[Some records]

┄┄┄┄┄┄┄┄┄┄

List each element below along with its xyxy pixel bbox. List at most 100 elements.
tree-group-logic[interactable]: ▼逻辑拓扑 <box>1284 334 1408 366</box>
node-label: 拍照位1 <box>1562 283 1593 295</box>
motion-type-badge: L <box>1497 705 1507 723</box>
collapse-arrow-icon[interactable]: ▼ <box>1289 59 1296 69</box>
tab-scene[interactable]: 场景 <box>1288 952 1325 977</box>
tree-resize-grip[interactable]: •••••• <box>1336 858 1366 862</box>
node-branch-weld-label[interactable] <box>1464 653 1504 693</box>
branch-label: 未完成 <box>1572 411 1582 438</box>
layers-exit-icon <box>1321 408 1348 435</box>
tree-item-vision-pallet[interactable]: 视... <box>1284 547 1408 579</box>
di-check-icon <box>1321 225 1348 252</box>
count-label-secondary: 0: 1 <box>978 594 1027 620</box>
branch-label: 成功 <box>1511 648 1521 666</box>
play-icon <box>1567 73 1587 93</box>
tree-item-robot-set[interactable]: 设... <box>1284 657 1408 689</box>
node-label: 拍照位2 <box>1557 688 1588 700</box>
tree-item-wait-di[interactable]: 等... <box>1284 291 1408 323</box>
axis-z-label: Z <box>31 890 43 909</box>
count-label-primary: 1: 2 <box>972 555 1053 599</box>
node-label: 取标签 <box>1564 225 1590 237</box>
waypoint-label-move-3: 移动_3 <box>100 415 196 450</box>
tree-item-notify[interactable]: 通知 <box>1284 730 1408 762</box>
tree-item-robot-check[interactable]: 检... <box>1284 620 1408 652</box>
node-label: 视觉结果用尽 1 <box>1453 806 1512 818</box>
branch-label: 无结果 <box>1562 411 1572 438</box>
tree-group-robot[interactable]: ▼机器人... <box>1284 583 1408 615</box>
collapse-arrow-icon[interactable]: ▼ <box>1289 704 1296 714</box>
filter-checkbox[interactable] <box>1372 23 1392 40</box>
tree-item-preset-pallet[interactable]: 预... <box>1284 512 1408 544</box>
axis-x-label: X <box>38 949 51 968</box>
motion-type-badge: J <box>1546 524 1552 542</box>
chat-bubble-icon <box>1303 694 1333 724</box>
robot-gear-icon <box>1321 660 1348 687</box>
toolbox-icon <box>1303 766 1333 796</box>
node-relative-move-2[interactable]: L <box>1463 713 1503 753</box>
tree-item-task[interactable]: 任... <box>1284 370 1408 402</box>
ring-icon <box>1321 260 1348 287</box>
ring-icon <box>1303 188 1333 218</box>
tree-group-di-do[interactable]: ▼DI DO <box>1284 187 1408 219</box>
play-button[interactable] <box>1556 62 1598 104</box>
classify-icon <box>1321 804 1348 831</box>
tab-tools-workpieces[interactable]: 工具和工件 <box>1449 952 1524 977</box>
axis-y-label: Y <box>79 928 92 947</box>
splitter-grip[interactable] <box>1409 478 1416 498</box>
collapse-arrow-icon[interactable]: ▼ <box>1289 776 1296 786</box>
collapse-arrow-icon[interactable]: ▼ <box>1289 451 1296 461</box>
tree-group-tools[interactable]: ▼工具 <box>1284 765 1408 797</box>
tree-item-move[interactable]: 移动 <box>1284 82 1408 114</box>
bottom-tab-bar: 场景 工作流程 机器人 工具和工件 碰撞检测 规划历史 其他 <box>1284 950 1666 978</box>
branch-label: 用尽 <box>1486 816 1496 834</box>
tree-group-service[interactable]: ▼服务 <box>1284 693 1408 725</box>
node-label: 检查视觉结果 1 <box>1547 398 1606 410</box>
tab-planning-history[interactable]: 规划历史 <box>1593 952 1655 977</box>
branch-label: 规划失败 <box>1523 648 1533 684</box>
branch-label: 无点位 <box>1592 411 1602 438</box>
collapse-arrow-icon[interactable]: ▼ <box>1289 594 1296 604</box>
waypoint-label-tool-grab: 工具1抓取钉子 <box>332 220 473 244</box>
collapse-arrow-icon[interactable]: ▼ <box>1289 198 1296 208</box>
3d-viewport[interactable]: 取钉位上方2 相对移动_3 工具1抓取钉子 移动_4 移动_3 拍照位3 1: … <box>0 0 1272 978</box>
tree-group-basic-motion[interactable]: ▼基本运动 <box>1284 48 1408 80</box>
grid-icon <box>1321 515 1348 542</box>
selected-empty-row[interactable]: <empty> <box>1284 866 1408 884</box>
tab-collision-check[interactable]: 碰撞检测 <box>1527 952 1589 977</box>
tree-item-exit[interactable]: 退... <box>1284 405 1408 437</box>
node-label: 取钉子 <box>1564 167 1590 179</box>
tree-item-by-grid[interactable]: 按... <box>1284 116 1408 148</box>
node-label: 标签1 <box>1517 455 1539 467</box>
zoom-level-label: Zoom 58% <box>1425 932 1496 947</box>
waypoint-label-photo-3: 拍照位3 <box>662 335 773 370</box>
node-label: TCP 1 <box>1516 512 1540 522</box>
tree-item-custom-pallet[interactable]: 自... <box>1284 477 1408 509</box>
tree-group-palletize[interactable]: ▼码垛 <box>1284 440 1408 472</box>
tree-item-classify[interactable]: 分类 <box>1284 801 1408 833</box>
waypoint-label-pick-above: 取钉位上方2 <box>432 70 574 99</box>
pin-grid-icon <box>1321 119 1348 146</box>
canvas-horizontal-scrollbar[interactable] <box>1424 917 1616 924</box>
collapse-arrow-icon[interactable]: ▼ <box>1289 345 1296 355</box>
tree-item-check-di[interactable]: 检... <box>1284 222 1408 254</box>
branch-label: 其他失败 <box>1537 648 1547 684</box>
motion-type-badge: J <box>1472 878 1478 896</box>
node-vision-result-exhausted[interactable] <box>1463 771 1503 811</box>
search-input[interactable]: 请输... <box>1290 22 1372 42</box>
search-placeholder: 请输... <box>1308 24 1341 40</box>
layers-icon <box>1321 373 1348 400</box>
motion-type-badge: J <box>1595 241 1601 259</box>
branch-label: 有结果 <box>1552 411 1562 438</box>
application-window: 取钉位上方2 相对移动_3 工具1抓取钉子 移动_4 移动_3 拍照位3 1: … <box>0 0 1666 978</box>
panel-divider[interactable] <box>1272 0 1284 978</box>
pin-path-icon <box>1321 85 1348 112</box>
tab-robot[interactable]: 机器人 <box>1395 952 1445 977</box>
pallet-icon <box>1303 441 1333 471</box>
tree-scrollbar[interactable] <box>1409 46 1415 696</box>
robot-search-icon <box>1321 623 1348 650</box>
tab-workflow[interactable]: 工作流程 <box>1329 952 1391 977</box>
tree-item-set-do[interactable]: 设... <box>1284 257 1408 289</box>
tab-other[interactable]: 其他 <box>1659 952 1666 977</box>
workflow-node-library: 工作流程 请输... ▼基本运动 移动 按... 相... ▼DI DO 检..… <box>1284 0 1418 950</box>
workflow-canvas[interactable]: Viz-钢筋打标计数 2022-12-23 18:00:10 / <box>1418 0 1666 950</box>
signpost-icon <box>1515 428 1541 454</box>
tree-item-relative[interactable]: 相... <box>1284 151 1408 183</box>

┄┄┄┄┄┄┄┄┄┄

**Work instructions**
Quote every line of the records above word for word.

**Full solution**
List each element below along with its xyxy pixel bbox. List at most 100 elements.
tree-group-logic[interactable]: ▼逻辑拓扑 <box>1284 334 1408 366</box>
node-label: 拍照位1 <box>1562 283 1593 295</box>
motion-type-badge: L <box>1497 705 1507 723</box>
collapse-arrow-icon[interactable]: ▼ <box>1289 59 1296 69</box>
tab-scene[interactable]: 场景 <box>1288 952 1325 977</box>
tree-resize-grip[interactable]: •••••• <box>1336 858 1366 862</box>
node-branch-weld-label[interactable] <box>1464 653 1504 693</box>
branch-label: 未完成 <box>1572 411 1582 438</box>
layers-exit-icon <box>1321 408 1348 435</box>
tree-item-vision-pallet[interactable]: 视... <box>1284 547 1408 579</box>
di-check-icon <box>1321 225 1348 252</box>
count-label-secondary: 0: 1 <box>978 594 1027 620</box>
branch-label: 成功 <box>1511 648 1521 666</box>
play-icon <box>1567 73 1587 93</box>
tree-item-robot-set[interactable]: 设... <box>1284 657 1408 689</box>
node-label: 拍照位2 <box>1557 688 1588 700</box>
tree-item-wait-di[interactable]: 等... <box>1284 291 1408 323</box>
axis-z-label: Z <box>31 890 43 909</box>
count-label-primary: 1: 2 <box>972 555 1053 599</box>
node-label: 取标签 <box>1564 225 1590 237</box>
waypoint-label-move-3: 移动_3 <box>100 415 196 450</box>
tree-item-notify[interactable]: 通知 <box>1284 730 1408 762</box>
tree-item-robot-check[interactable]: 检... <box>1284 620 1408 652</box>
node-label: 视觉结果用尽 1 <box>1453 806 1512 818</box>
branch-label: 无结果 <box>1562 411 1572 438</box>
tree-group-robot[interactable]: ▼机器人... <box>1284 583 1408 615</box>
collapse-arrow-icon[interactable]: ▼ <box>1289 704 1296 714</box>
filter-checkbox[interactable] <box>1372 23 1392 40</box>
tree-item-preset-pallet[interactable]: 预... <box>1284 512 1408 544</box>
axis-x-label: X <box>38 949 51 968</box>
motion-type-badge: J <box>1546 524 1552 542</box>
chat-bubble-icon <box>1303 694 1333 724</box>
robot-gear-icon <box>1321 660 1348 687</box>
toolbox-icon <box>1303 766 1333 796</box>
node-relative-move-2[interactable]: L <box>1463 713 1503 753</box>
tree-item-task[interactable]: 任... <box>1284 370 1408 402</box>
ring-icon <box>1321 260 1348 287</box>
ring-icon <box>1303 188 1333 218</box>
tree-group-di-do[interactable]: ▼DI DO <box>1284 187 1408 219</box>
play-button[interactable] <box>1556 62 1598 104</box>
classify-icon <box>1321 804 1348 831</box>
tab-tools-workpieces[interactable]: 工具和工件 <box>1449 952 1524 977</box>
axis-y-label: Y <box>79 928 92 947</box>
splitter-grip[interactable] <box>1409 478 1416 498</box>
collapse-arrow-icon[interactable]: ▼ <box>1289 776 1296 786</box>
collapse-arrow-icon[interactable]: ▼ <box>1289 451 1296 461</box>
tree-group-tools[interactable]: ▼工具 <box>1284 765 1408 797</box>
tree-item-move[interactable]: 移动 <box>1284 82 1408 114</box>
bottom-tab-bar: 场景 工作流程 机器人 工具和工件 碰撞检测 规划历史 其他 <box>1284 950 1666 978</box>
branch-label: 用尽 <box>1486 816 1496 834</box>
tree-group-service[interactable]: ▼服务 <box>1284 693 1408 725</box>
node-label: 检查视觉结果 1 <box>1547 398 1606 410</box>
tab-planning-history[interactable]: 规划历史 <box>1593 952 1655 977</box>
branch-label: 规划失败 <box>1523 648 1533 684</box>
branch-label: 无点位 <box>1592 411 1602 438</box>
collapse-arrow-icon[interactable]: ▼ <box>1289 594 1296 604</box>
waypoint-label-tool-grab: 工具1抓取钉子 <box>332 220 473 244</box>
collapse-arrow-icon[interactable]: ▼ <box>1289 198 1296 208</box>
3d-viewport[interactable]: 取钉位上方2 相对移动_3 工具1抓取钉子 移动_4 移动_3 拍照位3 1: … <box>0 0 1272 978</box>
tree-group-basic-motion[interactable]: ▼基本运动 <box>1284 48 1408 80</box>
grid-icon <box>1321 515 1348 542</box>
selected-empty-row[interactable]: <empty> <box>1284 866 1408 884</box>
tab-collision-check[interactable]: 碰撞检测 <box>1527 952 1589 977</box>
tree-item-exit[interactable]: 退... <box>1284 405 1408 437</box>
node-label: 取钉子 <box>1564 167 1590 179</box>
tree-item-by-grid[interactable]: 按... <box>1284 116 1408 148</box>
node-label: 标签1 <box>1517 455 1539 467</box>
zoom-level-label: Zoom 58% <box>1425 932 1496 947</box>
waypoint-label-photo-3: 拍照位3 <box>662 335 773 370</box>
node-label: TCP 1 <box>1516 512 1540 522</box>
tree-item-custom-pallet[interactable]: 自... <box>1284 477 1408 509</box>
tree-group-palletize[interactable]: ▼码垛 <box>1284 440 1408 472</box>
tree-item-classify[interactable]: 分类 <box>1284 801 1408 833</box>
waypoint-label-pick-above: 取钉位上方2 <box>432 70 574 99</box>
pin-grid-icon <box>1321 119 1348 146</box>
canvas-horizontal-scrollbar[interactable] <box>1424 917 1616 924</box>
collapse-arrow-icon[interactable]: ▼ <box>1289 345 1296 355</box>
tree-item-check-di[interactable]: 检... <box>1284 222 1408 254</box>
branch-label: 其他失败 <box>1537 648 1547 684</box>
motion-type-badge: J <box>1472 878 1478 896</box>
node-vision-result-exhausted[interactable] <box>1463 771 1503 811</box>
search-input[interactable]: 请输... <box>1290 22 1372 42</box>
search-placeholder: 请输... <box>1308 24 1341 40</box>
layers-icon <box>1321 373 1348 400</box>
motion-type-badge: J <box>1595 241 1601 259</box>
branch-label: 有结果 <box>1552 411 1562 438</box>
application-window: 取钉位上方2 相对移动_3 工具1抓取钉子 移动_4 移动_3 拍照位3 1: … <box>0 0 1666 978</box>
panel-divider[interactable] <box>1272 0 1284 978</box>
pin-path-icon <box>1321 85 1348 112</box>
tab-robot[interactable]: 机器人 <box>1395 952 1445 977</box>
pallet-icon <box>1303 441 1333 471</box>
tree-scrollbar[interactable] <box>1409 46 1415 696</box>
robot-search-icon <box>1321 623 1348 650</box>
tab-workflow[interactable]: 工作流程 <box>1329 952 1391 977</box>
tree-item-set-do[interactable]: 设... <box>1284 257 1408 289</box>
tab-other[interactable]: 其他 <box>1659 952 1666 977</box>
workflow-node-library: 工作流程 请输... ▼基本运动 移动 按... 相... ▼DI DO 检..… <box>1284 0 1418 950</box>
workflow-canvas[interactable]: Viz-钢筋打标计数 2022-12-23 18:00:10 / <box>1418 0 1666 950</box>
signpost-icon <box>1515 428 1541 454</box>
tree-item-relative[interactable]: 相... <box>1284 151 1408 183</box>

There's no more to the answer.